[Records]
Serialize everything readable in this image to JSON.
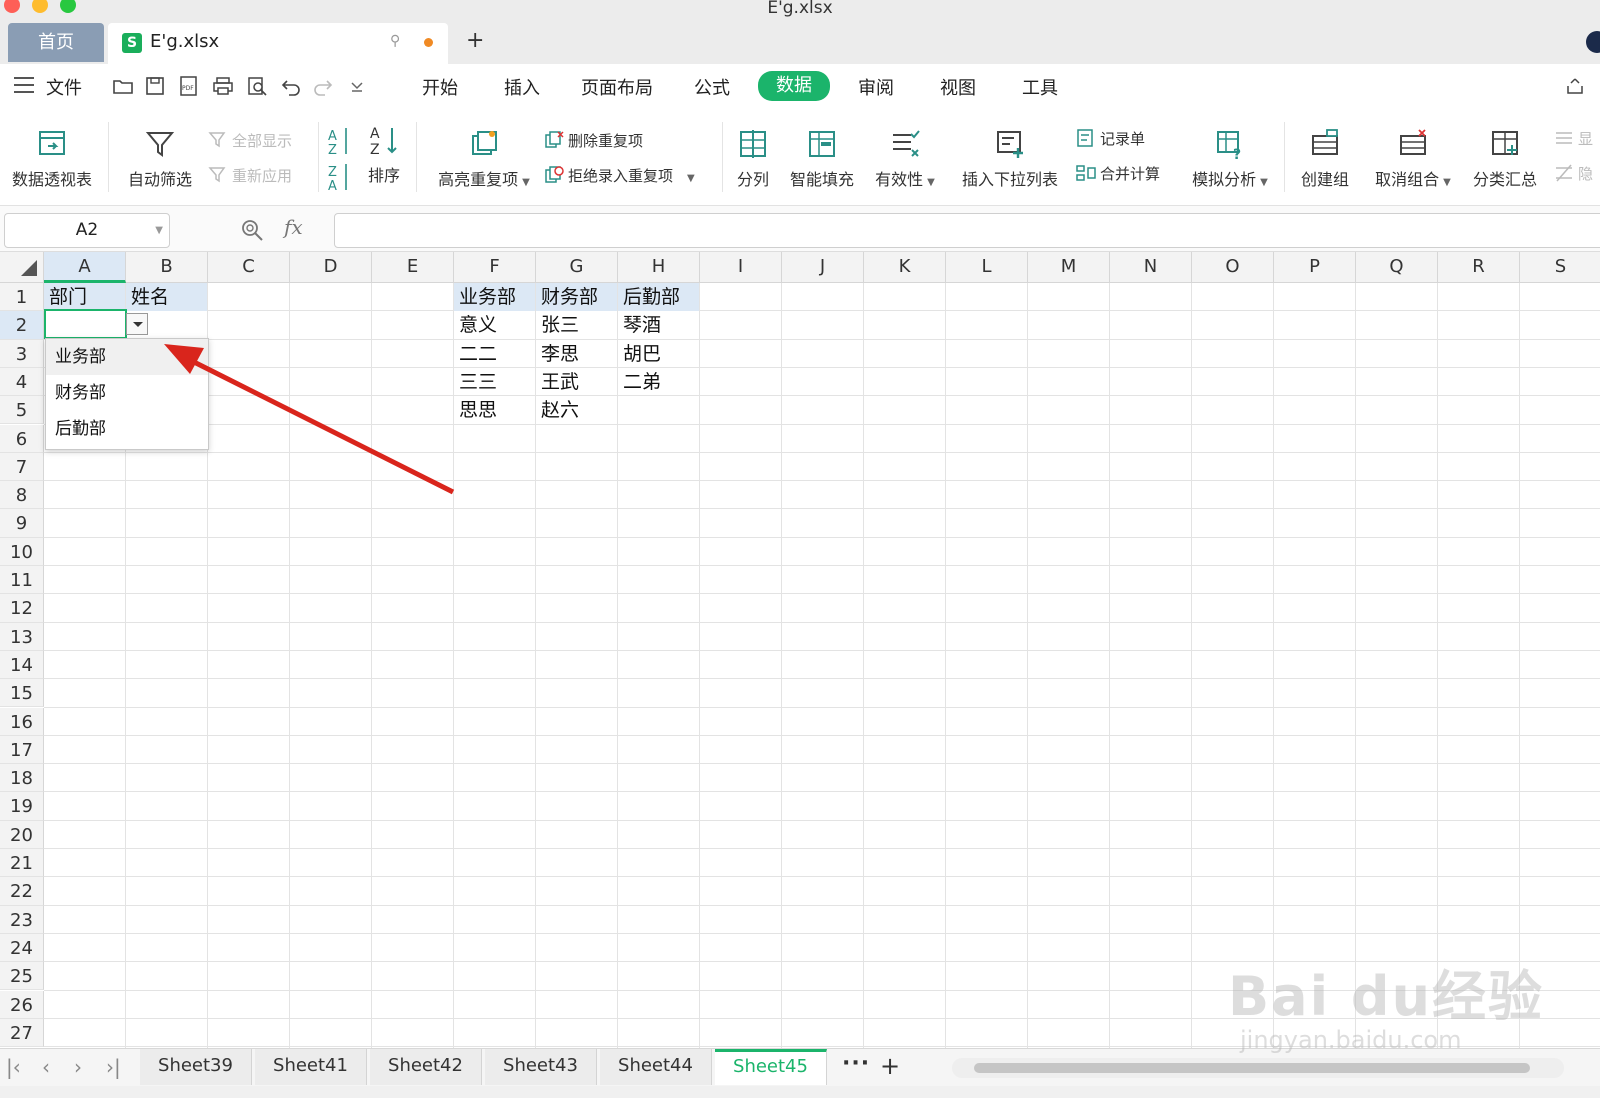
{
  "window": {
    "title": "E'g.xlsx"
  },
  "tabs": {
    "home": "首页",
    "file": "E'g.xlsx",
    "add": "+"
  },
  "menu": {
    "file": "文件",
    "tabs": [
      "开始",
      "插入",
      "页面布局",
      "公式",
      "数据",
      "审阅",
      "视图",
      "工具"
    ],
    "active_tab": "数据"
  },
  "ribbon": {
    "pivot": "数据透视表",
    "autofilter": "自动筛选",
    "show_all": "全部显示",
    "reapply": "重新应用",
    "sort": "排序",
    "highlight_dup": "高亮重复项",
    "remove_dup": "删除重复项",
    "reject_dup": "拒绝录入重复项",
    "split": "分列",
    "smart_fill": "智能填充",
    "validity": "有效性",
    "insert_dropdown": "插入下拉列表",
    "record": "记录单",
    "consolidate": "合并计算",
    "what_if": "模拟分析",
    "group": "创建组",
    "ungroup": "取消组合",
    "subtotal": "分类汇总",
    "show_partial": "显",
    "hide_partial": "隐"
  },
  "formula_bar": {
    "name_box": "A2",
    "fx": "fx",
    "value": ""
  },
  "grid": {
    "columns": [
      "A",
      "B",
      "C",
      "D",
      "E",
      "F",
      "G",
      "H",
      "I",
      "J",
      "K",
      "L",
      "M",
      "N",
      "O",
      "P",
      "Q",
      "R",
      "S"
    ],
    "rows": [
      "1",
      "2",
      "3",
      "4",
      "5",
      "6",
      "7",
      "8",
      "9",
      "10",
      "11",
      "12",
      "13",
      "14",
      "15",
      "16",
      "17",
      "18",
      "19",
      "20",
      "21",
      "22",
      "23",
      "24",
      "25",
      "26",
      "27"
    ],
    "cells": {
      "A1": "部门",
      "B1": "姓名",
      "F1": "业务部",
      "G1": "财务部",
      "H1": "后勤部",
      "F2": "意义",
      "G2": "张三",
      "H2": "琴酒",
      "F3": "二二",
      "G3": "李思",
      "H3": "胡巴",
      "F4": "三三",
      "G4": "王武",
      "H4": "二弟",
      "F5": "思思",
      "G5": "赵六"
    },
    "dropdown_options": [
      "业务部",
      "财务部",
      "后勤部"
    ]
  },
  "sheets": {
    "tabs": [
      "Sheet39",
      "Sheet41",
      "Sheet42",
      "Sheet43",
      "Sheet44",
      "Sheet45"
    ],
    "active": "Sheet45",
    "more": "···",
    "add": "+"
  },
  "watermark": {
    "brand": "Bai du经验",
    "url": "jingyan.baidu.com"
  },
  "colors": {
    "accent": "#1bb46b",
    "selection": "#dce8f5",
    "annotation_arrow": "#d9251c"
  }
}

> What you have to do
Transcribe the material exactly, leaving every picture out.

> Exercise result
Serialize everything readable in this image to JSON.
{
  "window": {
    "title": "E'g.xlsx"
  },
  "tabs": {
    "home": "首页",
    "file": "E'g.xlsx",
    "add": "+"
  },
  "menu": {
    "file": "文件",
    "tabs": [
      "开始",
      "插入",
      "页面布局",
      "公式",
      "数据",
      "审阅",
      "视图",
      "工具"
    ],
    "active_tab": "数据"
  },
  "ribbon": {
    "pivot": "数据透视表",
    "autofilter": "自动筛选",
    "show_all": "全部显示",
    "reapply": "重新应用",
    "sort": "排序",
    "highlight_dup": "高亮重复项",
    "remove_dup": "删除重复项",
    "reject_dup": "拒绝录入重复项",
    "split": "分列",
    "smart_fill": "智能填充",
    "validity": "有效性",
    "insert_dropdown": "插入下拉列表",
    "record": "记录单",
    "consolidate": "合并计算",
    "what_if": "模拟分析",
    "group": "创建组",
    "ungroup": "取消组合",
    "subtotal": "分类汇总",
    "show_partial": "显",
    "hide_partial": "隐"
  },
  "formula_bar": {
    "name_box": "A2",
    "fx": "fx",
    "value": ""
  },
  "grid": {
    "columns": [
      "A",
      "B",
      "C",
      "D",
      "E",
      "F",
      "G",
      "H",
      "I",
      "J",
      "K",
      "L",
      "M",
      "N",
      "O",
      "P",
      "Q",
      "R",
      "S"
    ],
    "rows": [
      "1",
      "2",
      "3",
      "4",
      "5",
      "6",
      "7",
      "8",
      "9",
      "10",
      "11",
      "12",
      "13",
      "14",
      "15",
      "16",
      "17",
      "18",
      "19",
      "20",
      "21",
      "22",
      "23",
      "24",
      "25",
      "26",
      "27"
    ],
    "cells": {
      "A1": "部门",
      "B1": "姓名",
      "F1": "业务部",
      "G1": "财务部",
      "H1": "后勤部",
      "F2": "意义",
      "G2": "张三",
      "H2": "琴酒",
      "F3": "二二",
      "G3": "李思",
      "H3": "胡巴",
      "F4": "三三",
      "G4": "王武",
      "H4": "二弟",
      "F5": "思思",
      "G5": "赵六"
    },
    "dropdown_options": [
      "业务部",
      "财务部",
      "后勤部"
    ]
  },
  "sheets": {
    "tabs": [
      "Sheet39",
      "Sheet41",
      "Sheet42",
      "Sheet43",
      "Sheet44",
      "Sheet45"
    ],
    "active": "Sheet45",
    "more": "···",
    "add": "+"
  },
  "watermark": {
    "brand": "Bai du经验",
    "url": "jingyan.baidu.com"
  },
  "colors": {
    "accent": "#1bb46b",
    "selection": "#dce8f5",
    "annotation_arrow": "#d9251c"
  }
}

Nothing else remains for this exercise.